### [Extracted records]
○ ○ ○ ○

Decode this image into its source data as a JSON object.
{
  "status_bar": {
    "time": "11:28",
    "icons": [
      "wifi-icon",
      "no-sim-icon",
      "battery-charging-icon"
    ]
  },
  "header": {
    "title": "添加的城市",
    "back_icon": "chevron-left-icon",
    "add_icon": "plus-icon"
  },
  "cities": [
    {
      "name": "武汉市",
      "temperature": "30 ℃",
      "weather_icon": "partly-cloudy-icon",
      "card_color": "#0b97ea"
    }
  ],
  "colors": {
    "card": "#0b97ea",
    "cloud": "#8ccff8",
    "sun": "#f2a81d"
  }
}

○ ○ ○ ○

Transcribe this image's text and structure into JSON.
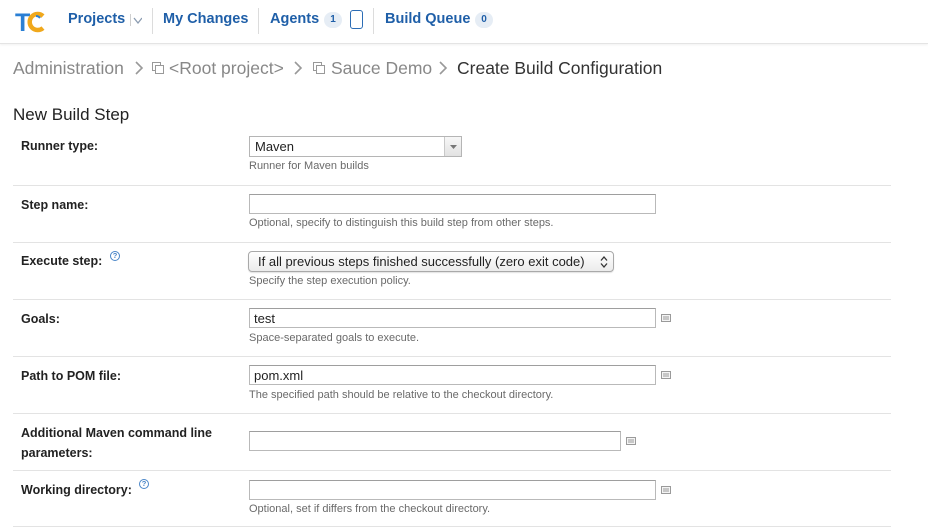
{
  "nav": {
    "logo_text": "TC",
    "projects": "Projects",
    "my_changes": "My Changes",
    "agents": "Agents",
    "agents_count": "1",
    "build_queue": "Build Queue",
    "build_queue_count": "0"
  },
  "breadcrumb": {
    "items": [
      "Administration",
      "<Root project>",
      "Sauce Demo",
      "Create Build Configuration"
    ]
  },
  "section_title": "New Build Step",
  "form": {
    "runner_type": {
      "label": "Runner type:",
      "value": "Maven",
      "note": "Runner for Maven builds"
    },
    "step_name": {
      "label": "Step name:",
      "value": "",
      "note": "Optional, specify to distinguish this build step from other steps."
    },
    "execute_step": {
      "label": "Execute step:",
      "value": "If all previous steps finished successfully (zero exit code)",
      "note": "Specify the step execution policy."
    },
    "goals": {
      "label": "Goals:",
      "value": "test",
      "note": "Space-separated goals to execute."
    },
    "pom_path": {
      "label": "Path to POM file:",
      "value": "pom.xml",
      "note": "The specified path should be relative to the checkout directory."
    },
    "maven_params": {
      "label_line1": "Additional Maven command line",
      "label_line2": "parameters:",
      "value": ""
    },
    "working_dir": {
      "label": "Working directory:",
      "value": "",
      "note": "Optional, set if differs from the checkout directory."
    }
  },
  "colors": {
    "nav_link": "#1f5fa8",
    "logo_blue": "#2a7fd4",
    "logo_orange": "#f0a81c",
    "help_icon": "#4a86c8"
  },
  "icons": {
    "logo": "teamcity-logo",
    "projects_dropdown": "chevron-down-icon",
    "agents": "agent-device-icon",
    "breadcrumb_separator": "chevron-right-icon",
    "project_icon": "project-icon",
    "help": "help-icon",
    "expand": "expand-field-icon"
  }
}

○ ○ ○ ○

### [Goal]
Check the data for the word "value" and pull out the lines that have it.

### [Problem solution]
      "value": "Maven",
      "value": "",
      "value": "If all previous steps finished successfully (zero exit code)",
      "value": "test",
      "value": "pom.xml",
      "value": ""
      "value": "",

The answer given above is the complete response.